▶ **Supplied material**:
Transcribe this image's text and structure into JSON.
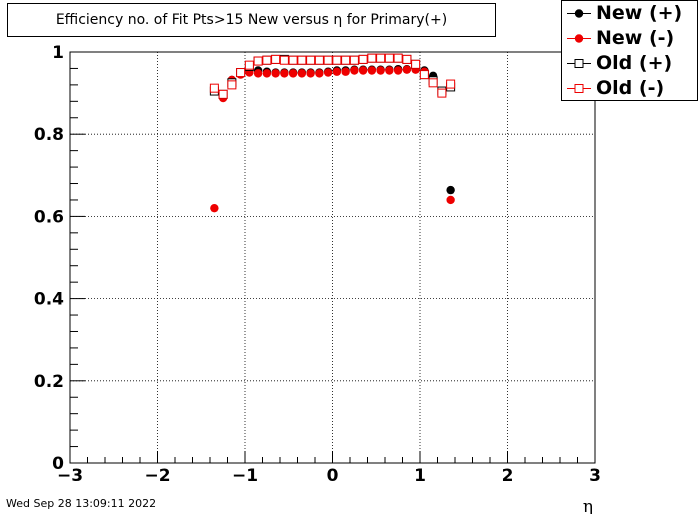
{
  "title": "Efficiency no. of Fit Pts>15 New versus η for Primary(+)",
  "timestamp": "Wed Sep 28 13:09:11 2022",
  "chart_data": {
    "type": "scatter",
    "title": "Efficiency no. of Fit Pts>15 New versus η for Primary(+)",
    "xlabel": "η",
    "ylabel": "",
    "xlim": [
      -3,
      3
    ],
    "ylim": [
      0,
      1.0
    ],
    "x_ticks": [
      "−3",
      "−2",
      "−1",
      "0",
      "1",
      "2",
      "3"
    ],
    "y_ticks": [
      "0",
      "0.2",
      "0.4",
      "0.6",
      "0.8",
      "1"
    ],
    "grid": true,
    "legend_position": "top-right",
    "series": [
      {
        "name": "New (+)",
        "marker": "filled-circle",
        "color": "#000000",
        "x": [
          -1.25,
          -1.15,
          -1.05,
          -0.95,
          -0.85,
          -0.75,
          -0.65,
          -0.55,
          -0.45,
          -0.35,
          -0.25,
          -0.15,
          -0.05,
          0.05,
          0.15,
          0.25,
          0.35,
          0.45,
          0.55,
          0.65,
          0.75,
          0.85,
          0.95,
          1.05,
          1.15,
          1.25,
          1.35
        ],
        "y": [
          0.893,
          0.932,
          0.948,
          0.952,
          0.955,
          0.952,
          0.95,
          0.95,
          0.95,
          0.95,
          0.95,
          0.95,
          0.952,
          0.955,
          0.955,
          0.957,
          0.957,
          0.957,
          0.957,
          0.957,
          0.958,
          0.958,
          0.958,
          0.955,
          0.942,
          0.902,
          0.664
        ]
      },
      {
        "name": "New (-)",
        "marker": "filled-circle",
        "color": "#ee0000",
        "x": [
          -1.35,
          -1.25,
          -1.15,
          -1.05,
          -0.95,
          -0.85,
          -0.75,
          -0.65,
          -0.55,
          -0.45,
          -0.35,
          -0.25,
          -0.15,
          -0.05,
          0.05,
          0.15,
          0.25,
          0.35,
          0.45,
          0.55,
          0.65,
          0.75,
          0.85,
          0.95,
          1.05,
          1.15,
          1.25,
          1.35
        ],
        "y": [
          0.62,
          0.888,
          0.932,
          0.945,
          0.95,
          0.948,
          0.948,
          0.948,
          0.948,
          0.948,
          0.948,
          0.948,
          0.948,
          0.95,
          0.952,
          0.952,
          0.955,
          0.955,
          0.955,
          0.955,
          0.955,
          0.955,
          0.957,
          0.957,
          0.952,
          0.93,
          0.9,
          0.64
        ]
      },
      {
        "name": "Old (+)",
        "marker": "open-square",
        "color": "#000000",
        "x": [
          -1.35,
          -1.25,
          -1.15,
          -1.05,
          -0.95,
          -0.85,
          -0.75,
          -0.65,
          -0.55,
          -0.45,
          -0.35,
          -0.25,
          -0.15,
          -0.05,
          0.05,
          0.15,
          0.25,
          0.35,
          0.45,
          0.55,
          0.65,
          0.75,
          0.85,
          0.95,
          1.05,
          1.15,
          1.25,
          1.35
        ],
        "y": [
          0.905,
          0.897,
          0.925,
          0.95,
          0.965,
          0.978,
          0.98,
          0.982,
          0.982,
          0.98,
          0.98,
          0.98,
          0.98,
          0.98,
          0.98,
          0.98,
          0.98,
          0.982,
          0.985,
          0.985,
          0.985,
          0.985,
          0.982,
          0.97,
          0.945,
          0.93,
          0.905,
          0.915
        ]
      },
      {
        "name": "Old (-)",
        "marker": "open-square",
        "color": "#ee0000",
        "x": [
          -1.35,
          -1.25,
          -1.15,
          -1.05,
          -0.95,
          -0.85,
          -0.75,
          -0.65,
          -0.55,
          -0.45,
          -0.35,
          -0.25,
          -0.15,
          -0.05,
          0.05,
          0.15,
          0.25,
          0.35,
          0.45,
          0.55,
          0.65,
          0.75,
          0.85,
          0.95,
          1.05,
          1.15,
          1.25,
          1.35
        ],
        "y": [
          0.912,
          0.897,
          0.92,
          0.95,
          0.968,
          0.978,
          0.98,
          0.982,
          0.98,
          0.98,
          0.98,
          0.98,
          0.98,
          0.98,
          0.98,
          0.98,
          0.98,
          0.982,
          0.985,
          0.985,
          0.985,
          0.985,
          0.982,
          0.97,
          0.945,
          0.925,
          0.9,
          0.922
        ]
      }
    ]
  }
}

▶ **To be done**: Copy, from the material, each line that holds the string "Primary".

▶ **Solution to this problem**:
  "title": "Efficiency no. of Fit Pts>15 New versus η for Primary(+)",
    "title": "Efficiency no. of Fit Pts>15 New versus η for Primary(+)",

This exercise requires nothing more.